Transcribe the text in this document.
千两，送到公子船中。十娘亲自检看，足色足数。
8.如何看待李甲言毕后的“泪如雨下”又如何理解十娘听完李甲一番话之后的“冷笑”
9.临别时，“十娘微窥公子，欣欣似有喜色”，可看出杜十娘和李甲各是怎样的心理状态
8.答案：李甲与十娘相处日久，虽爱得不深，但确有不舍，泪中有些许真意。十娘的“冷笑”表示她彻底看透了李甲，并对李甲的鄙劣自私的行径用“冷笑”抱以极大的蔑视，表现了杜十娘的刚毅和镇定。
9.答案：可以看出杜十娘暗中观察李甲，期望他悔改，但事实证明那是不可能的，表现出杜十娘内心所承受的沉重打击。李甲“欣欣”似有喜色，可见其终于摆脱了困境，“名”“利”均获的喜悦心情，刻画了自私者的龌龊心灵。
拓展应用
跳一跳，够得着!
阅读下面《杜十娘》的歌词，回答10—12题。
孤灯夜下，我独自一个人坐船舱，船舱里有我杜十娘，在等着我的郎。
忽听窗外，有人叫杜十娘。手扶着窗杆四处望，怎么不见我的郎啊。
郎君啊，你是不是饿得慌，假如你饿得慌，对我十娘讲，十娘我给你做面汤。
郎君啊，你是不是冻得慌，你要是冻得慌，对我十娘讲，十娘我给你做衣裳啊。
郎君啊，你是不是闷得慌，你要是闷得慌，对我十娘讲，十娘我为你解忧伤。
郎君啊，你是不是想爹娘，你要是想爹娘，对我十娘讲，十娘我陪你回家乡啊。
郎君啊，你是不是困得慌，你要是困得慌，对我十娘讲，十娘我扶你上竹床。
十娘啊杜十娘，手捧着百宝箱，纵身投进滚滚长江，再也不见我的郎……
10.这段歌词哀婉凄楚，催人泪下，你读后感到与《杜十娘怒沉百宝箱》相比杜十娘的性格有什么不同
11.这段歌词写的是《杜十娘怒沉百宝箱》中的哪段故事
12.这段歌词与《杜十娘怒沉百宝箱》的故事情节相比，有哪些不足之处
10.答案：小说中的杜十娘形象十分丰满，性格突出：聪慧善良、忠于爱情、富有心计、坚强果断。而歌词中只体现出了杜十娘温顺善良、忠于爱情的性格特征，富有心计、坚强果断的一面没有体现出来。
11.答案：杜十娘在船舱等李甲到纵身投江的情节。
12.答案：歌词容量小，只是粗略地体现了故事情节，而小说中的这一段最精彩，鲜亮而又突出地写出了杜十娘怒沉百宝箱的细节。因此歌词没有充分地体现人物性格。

----------

Output all of the material exactly as written.

Transcribe the text in this document.
千两，送到公子船中。十娘亲自检看，足色足数。
8.如何看待李甲言毕后的“泪如雨下”又如何理解十娘听完李甲一番话之后的“冷笑”
9.临别时，“十娘微窥公子，欣欣似有喜色”，可看出杜十娘和李甲各是怎样的心理状态
8.答案：李甲与十娘相处日久，虽爱得不深，但确有不舍，泪中有些许真意。十娘的“冷笑”表示她彻底看透了李甲，并对李甲的鄙劣自私的行径用“冷笑”抱以极大的蔑视，表现了杜十娘的刚毅和镇定。
9.答案：可以看出杜十娘暗中观察李甲，期望他悔改，但事实证明那是不可能的，表现出杜十娘内心所承受的沉重打击。李甲“欣欣”似有喜色，可见其终于摆脱了困境，“名”“利”均获的喜悦心情，刻画了自私者的龌龊心灵。
拓展应用
跳一跳，够得着!
阅读下面《杜十娘》的歌词，回答10—12题。
孤灯夜下，我独自一个人坐船舱，船舱里有我杜十娘，在等着我的郎。
忽听窗外，有人叫杜十娘。手扶着窗杆四处望，怎么不见我的郎啊。
郎君啊，你是不是饿得慌，假如你饿得慌，对我十娘讲，十娘我给你做面汤。
郎君啊，你是不是冻得慌，你要是冻得慌，对我十娘讲，十娘我给你做衣裳啊。
郎君啊，你是不是闷得慌，你要是闷得慌，对我十娘讲，十娘我为你解忧伤。
郎君啊，你是不是想爹娘，你要是想爹娘，对我十娘讲，十娘我陪你回家乡啊。
郎君啊，你是不是困得慌，你要是困得慌，对我十娘讲，十娘我扶你上竹床。
十娘啊杜十娘，手捧着百宝箱，纵身投进滚滚长江，再也不见我的郎……
10.这段歌词哀婉凄楚，催人泪下，你读后感到与《杜十娘怒沉百宝箱》相比杜十娘的性格有什么不同
11.这段歌词写的是《杜十娘怒沉百宝箱》中的哪段故事
12.这段歌词与《杜十娘怒沉百宝箱》的故事情节相比，有哪些不足之处
10.答案：小说中的杜十娘形象十分丰满，性格突出：聪慧善良、忠于爱情、富有心计、坚强果断。而歌词中只体现出了杜十娘温顺善良、忠于爱情的性格特征，富有心计、坚强果断的一面没有体现出来。
11.答案：杜十娘在船舱等李甲到纵身投江的情节。
12.答案：歌词容量小，只是粗略地体现了故事情节，而小说中的这一段最精彩，鲜亮而又突出地写出了杜十娘怒沉百宝箱的细节。因此歌词没有充分地体现人物性格。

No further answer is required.